### Aim of the exercise
Print the records again, character for character.

### Material for this exercise
__________

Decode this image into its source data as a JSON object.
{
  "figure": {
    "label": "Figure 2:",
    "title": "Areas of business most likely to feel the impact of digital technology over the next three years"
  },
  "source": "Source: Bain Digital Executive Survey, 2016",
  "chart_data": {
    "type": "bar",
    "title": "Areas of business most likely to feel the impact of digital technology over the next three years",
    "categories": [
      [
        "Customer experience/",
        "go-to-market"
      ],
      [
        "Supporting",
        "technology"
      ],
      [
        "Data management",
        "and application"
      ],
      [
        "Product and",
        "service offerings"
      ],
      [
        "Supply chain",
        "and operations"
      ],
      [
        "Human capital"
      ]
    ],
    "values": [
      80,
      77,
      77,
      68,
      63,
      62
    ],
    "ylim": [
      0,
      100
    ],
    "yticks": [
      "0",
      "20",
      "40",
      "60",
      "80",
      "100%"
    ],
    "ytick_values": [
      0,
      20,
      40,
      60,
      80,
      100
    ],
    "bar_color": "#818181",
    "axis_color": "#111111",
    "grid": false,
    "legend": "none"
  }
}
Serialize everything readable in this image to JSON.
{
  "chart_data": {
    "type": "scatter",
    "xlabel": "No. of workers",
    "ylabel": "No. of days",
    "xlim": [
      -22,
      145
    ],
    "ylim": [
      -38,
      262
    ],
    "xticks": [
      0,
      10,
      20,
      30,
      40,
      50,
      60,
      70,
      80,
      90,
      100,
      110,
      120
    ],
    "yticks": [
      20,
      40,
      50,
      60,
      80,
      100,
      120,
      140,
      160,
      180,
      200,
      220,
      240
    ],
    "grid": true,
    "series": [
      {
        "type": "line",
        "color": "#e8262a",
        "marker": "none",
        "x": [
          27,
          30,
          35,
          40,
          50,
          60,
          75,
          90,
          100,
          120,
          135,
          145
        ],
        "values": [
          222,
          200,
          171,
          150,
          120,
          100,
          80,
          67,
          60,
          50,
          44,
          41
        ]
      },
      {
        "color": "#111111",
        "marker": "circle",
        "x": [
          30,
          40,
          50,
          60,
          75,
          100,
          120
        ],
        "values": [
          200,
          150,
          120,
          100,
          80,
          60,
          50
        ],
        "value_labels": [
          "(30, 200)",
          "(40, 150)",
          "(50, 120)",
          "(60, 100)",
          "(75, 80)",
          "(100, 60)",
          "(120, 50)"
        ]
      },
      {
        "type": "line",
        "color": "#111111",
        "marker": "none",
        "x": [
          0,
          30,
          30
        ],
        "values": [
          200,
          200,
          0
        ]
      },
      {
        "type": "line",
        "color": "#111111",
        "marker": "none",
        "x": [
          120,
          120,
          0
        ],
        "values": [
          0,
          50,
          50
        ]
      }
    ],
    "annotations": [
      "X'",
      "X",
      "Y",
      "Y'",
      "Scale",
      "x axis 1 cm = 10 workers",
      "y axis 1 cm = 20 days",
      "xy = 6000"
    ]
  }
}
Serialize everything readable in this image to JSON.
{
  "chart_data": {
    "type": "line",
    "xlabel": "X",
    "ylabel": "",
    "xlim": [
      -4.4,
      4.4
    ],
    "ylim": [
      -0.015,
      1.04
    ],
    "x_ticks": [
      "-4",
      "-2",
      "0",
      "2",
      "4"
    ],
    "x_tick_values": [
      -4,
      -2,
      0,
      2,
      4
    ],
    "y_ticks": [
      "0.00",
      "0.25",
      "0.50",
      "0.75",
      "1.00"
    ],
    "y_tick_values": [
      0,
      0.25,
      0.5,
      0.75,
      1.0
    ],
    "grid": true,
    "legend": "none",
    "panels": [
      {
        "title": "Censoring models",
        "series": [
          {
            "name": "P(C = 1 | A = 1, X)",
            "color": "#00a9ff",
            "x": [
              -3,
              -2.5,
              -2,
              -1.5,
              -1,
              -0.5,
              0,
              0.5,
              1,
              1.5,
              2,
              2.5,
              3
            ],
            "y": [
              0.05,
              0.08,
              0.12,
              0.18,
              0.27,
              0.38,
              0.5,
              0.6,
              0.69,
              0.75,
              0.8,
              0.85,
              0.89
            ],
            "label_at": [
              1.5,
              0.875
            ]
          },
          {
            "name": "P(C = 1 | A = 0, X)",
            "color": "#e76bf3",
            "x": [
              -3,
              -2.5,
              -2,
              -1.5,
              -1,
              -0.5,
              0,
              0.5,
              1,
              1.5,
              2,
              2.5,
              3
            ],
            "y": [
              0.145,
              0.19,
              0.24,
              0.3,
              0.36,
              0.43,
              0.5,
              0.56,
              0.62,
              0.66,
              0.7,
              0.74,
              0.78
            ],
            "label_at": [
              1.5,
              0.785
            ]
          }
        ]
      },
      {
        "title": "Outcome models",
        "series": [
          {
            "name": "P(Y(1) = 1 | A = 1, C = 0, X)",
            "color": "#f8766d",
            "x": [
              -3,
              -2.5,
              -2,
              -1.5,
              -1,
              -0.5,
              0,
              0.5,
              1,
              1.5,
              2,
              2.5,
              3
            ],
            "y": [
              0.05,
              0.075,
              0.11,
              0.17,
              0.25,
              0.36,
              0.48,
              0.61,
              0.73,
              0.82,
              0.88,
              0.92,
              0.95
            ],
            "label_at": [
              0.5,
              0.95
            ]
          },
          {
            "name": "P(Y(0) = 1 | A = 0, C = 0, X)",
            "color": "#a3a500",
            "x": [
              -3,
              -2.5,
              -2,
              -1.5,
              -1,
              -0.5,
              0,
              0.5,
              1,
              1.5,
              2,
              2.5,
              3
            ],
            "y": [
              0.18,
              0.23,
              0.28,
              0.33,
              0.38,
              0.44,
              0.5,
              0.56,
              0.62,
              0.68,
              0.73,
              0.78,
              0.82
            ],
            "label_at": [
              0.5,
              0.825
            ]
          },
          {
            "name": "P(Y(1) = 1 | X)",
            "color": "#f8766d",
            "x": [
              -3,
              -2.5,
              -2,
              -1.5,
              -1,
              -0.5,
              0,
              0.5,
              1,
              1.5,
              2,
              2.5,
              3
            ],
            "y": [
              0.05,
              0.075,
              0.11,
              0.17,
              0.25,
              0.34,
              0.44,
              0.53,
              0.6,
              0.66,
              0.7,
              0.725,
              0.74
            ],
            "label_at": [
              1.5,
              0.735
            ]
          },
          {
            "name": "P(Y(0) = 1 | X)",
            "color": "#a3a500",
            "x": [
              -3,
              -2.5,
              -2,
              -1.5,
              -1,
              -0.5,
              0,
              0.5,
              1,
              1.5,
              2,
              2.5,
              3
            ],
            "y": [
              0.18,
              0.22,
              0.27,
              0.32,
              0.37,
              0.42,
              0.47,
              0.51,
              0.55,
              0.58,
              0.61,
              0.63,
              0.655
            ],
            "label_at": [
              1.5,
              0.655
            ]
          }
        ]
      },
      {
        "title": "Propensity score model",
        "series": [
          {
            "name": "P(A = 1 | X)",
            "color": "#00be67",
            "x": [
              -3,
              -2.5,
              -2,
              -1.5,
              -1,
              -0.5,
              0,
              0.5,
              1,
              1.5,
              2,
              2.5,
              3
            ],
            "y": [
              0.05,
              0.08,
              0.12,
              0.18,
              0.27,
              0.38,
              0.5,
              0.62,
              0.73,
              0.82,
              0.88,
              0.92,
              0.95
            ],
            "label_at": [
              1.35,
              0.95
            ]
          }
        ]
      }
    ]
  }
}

__________

### Response to the exercise
Decode this image into its source data as a JSON object.
{
  "figure": {
    "label": "Figure 2:",
    "title": "Areas of business most likely to feel the impact of digital technology over the next three years"
  },
  "source": "Source: Bain Digital Executive Survey, 2016",
  "chart_data": {
    "type": "bar",
    "title": "Areas of business most likely to feel the impact of digital technology over the next three years",
    "categories": [
      [
        "Customer experience/",
        "go-to-market"
      ],
      [
        "Supporting",
        "technology"
      ],
      [
        "Data management",
        "and application"
      ],
      [
        "Product and",
        "service offerings"
      ],
      [
        "Supply chain",
        "and operations"
      ],
      [
        "Human capital"
      ]
    ],
    "values": [
      80,
      77,
      77,
      68,
      63,
      62
    ],
    "ylim": [
      0,
      100
    ],
    "yticks": [
      "0",
      "20",
      "40",
      "60",
      "80",
      "100%"
    ],
    "ytick_values": [
      0,
      20,
      40,
      60,
      80,
      100
    ],
    "bar_color": "#818181",
    "axis_color": "#111111",
    "grid": false,
    "legend": "none"
  }
}
Serialize everything readable in this image to JSON.
{
  "chart_data": {
    "type": "scatter",
    "xlabel": "No. of workers",
    "ylabel": "No. of days",
    "xlim": [
      -22,
      145
    ],
    "ylim": [
      -38,
      262
    ],
    "xticks": [
      0,
      10,
      20,
      30,
      40,
      50,
      60,
      70,
      80,
      90,
      100,
      110,
      120
    ],
    "yticks": [
      20,
      40,
      50,
      60,
      80,
      100,
      120,
      140,
      160,
      180,
      200,
      220,
      240
    ],
    "grid": true,
    "series": [
      {
        "type": "line",
        "color": "#e8262a",
        "marker": "none",
        "x": [
          27,
          30,
          35,
          40,
          50,
          60,
          75,
          90,
          100,
          120,
          135,
          145
        ],
        "values": [
          222,
          200,
          171,
          150,
          120,
          100,
          80,
          67,
          60,
          50,
          44,
          41
        ]
      },
      {
        "color": "#111111",
        "marker": "circle",
        "x": [
          30,
          40,
          50,
          60,
          75,
          100,
          120
        ],
        "values": [
          200,
          150,
          120,
          100,
          80,
          60,
          50
        ],
        "value_labels": [
          "(30, 200)",
          "(40, 150)",
          "(50, 120)",
          "(60, 100)",
          "(75, 80)",
          "(100, 60)",
          "(120, 50)"
        ]
      },
      {
        "type": "line",
        "color": "#111111",
        "marker": "none",
        "x": [
          0,
          30,
          30
        ],
        "values": [
          200,
          200,
          0
        ]
      },
      {
        "type": "line",
        "color": "#111111",
        "marker": "none",
        "x": [
          120,
          120,
          0
        ],
        "values": [
          0,
          50,
          50
        ]
      }
    ],
    "annotations": [
      "X'",
      "X",
      "Y",
      "Y'",
      "Scale",
      "x axis 1 cm = 10 workers",
      "y axis 1 cm = 20 days",
      "xy = 6000"
    ]
  }
}
Serialize everything readable in this image to JSON.
{
  "chart_data": {
    "type": "line",
    "xlabel": "X",
    "ylabel": "",
    "xlim": [
      -4.4,
      4.4
    ],
    "ylim": [
      -0.015,
      1.04
    ],
    "x_ticks": [
      "-4",
      "-2",
      "0",
      "2",
      "4"
    ],
    "x_tick_values": [
      -4,
      -2,
      0,
      2,
      4
    ],
    "y_ticks": [
      "0.00",
      "0.25",
      "0.50",
      "0.75",
      "1.00"
    ],
    "y_tick_values": [
      0,
      0.25,
      0.5,
      0.75,
      1.0
    ],
    "grid": true,
    "legend": "none",
    "panels": [
      {
        "title": "Censoring models",
        "series": [
          {
            "name": "P(C = 1 | A = 1, X)",
            "color": "#00a9ff",
            "x": [
              -3,
              -2.5,
              -2,
              -1.5,
              -1,
              -0.5,
              0,
              0.5,
              1,
              1.5,
              2,
              2.5,
              3
            ],
            "y": [
              0.05,
              0.08,
              0.12,
              0.18,
              0.27,
              0.38,
              0.5,
              0.6,
              0.69,
              0.75,
              0.8,
              0.85,
              0.89
            ],
            "label_at": [
              1.5,
              0.875
            ]
          },
          {
            "name": "P(C = 1 | A = 0, X)",
            "color": "#e76bf3",
            "x": [
              -3,
              -2.5,
              -2,
              -1.5,
              -1,
              -0.5,
              0,
              0.5,
              1,
              1.5,
              2,
              2.5,
              3
            ],
            "y": [
              0.145,
              0.19,
              0.24,
              0.3,
              0.36,
              0.43,
              0.5,
              0.56,
              0.62,
              0.66,
              0.7,
              0.74,
              0.78
            ],
            "label_at": [
              1.5,
              0.785
            ]
          }
        ]
      },
      {
        "title": "Outcome models",
        "series": [
          {
            "name": "P(Y(1) = 1 | A = 1, C = 0, X)",
            "color": "#f8766d",
            "x": [
              -3,
              -2.5,
              -2,
              -1.5,
              -1,
              -0.5,
              0,
              0.5,
              1,
              1.5,
              2,
              2.5,
              3
            ],
            "y": [
              0.05,
              0.075,
              0.11,
              0.17,
              0.25,
              0.36,
              0.48,
              0.61,
              0.73,
              0.82,
              0.88,
              0.92,
              0.95
            ],
            "label_at": [
              0.5,
              0.95
            ]
          },
          {
            "name": "P(Y(0) = 1 | A = 0, C = 0, X)",
            "color": "#a3a500",
            "x": [
              -3,
              -2.5,
              -2,
              -1.5,
              -1,
              -0.5,
              0,
              0.5,
              1,
              1.5,
              2,
              2.5,
              3
            ],
            "y": [
              0.18,
              0.23,
              0.28,
              0.33,
              0.38,
              0.44,
              0.5,
              0.56,
              0.62,
              0.68,
              0.73,
              0.78,
              0.82
            ],
            "label_at": [
              0.5,
              0.825
            ]
          },
          {
            "name": "P(Y(1) = 1 | X)",
            "color": "#f8766d",
            "x": [
              -3,
              -2.5,
              -2,
              -1.5,
              -1,
              -0.5,
              0,
              0.5,
              1,
              1.5,
              2,
              2.5,
              3
            ],
            "y": [
              0.05,
              0.075,
              0.11,
              0.17,
              0.25,
              0.34,
              0.44,
              0.53,
              0.6,
              0.66,
              0.7,
              0.725,
              0.74
            ],
            "label_at": [
              1.5,
              0.735
            ]
          },
          {
            "name": "P(Y(0) = 1 | X)",
            "color": "#a3a500",
            "x": [
              -3,
              -2.5,
              -2,
              -1.5,
              -1,
              -0.5,
              0,
              0.5,
              1,
              1.5,
              2,
              2.5,
              3
            ],
            "y": [
              0.18,
              0.22,
              0.27,
              0.32,
              0.37,
              0.42,
              0.47,
              0.51,
              0.55,
              0.58,
              0.61,
              0.63,
              0.655
            ],
            "label_at": [
              1.5,
              0.655
            ]
          }
        ]
      },
      {
        "title": "Propensity score model",
        "series": [
          {
            "name": "P(A = 1 | X)",
            "color": "#00be67",
            "x": [
              -3,
              -2.5,
              -2,
              -1.5,
              -1,
              -0.5,
              0,
              0.5,
              1,
              1.5,
              2,
              2.5,
              3
            ],
            "y": [
              0.05,
              0.08,
              0.12,
              0.18,
              0.27,
              0.38,
              0.5,
              0.62,
              0.73,
              0.82,
              0.88,
              0.92,
              0.95
            ],
            "label_at": [
              1.35,
              0.95
            ]
          }
        ]
      }
    ]
  }
}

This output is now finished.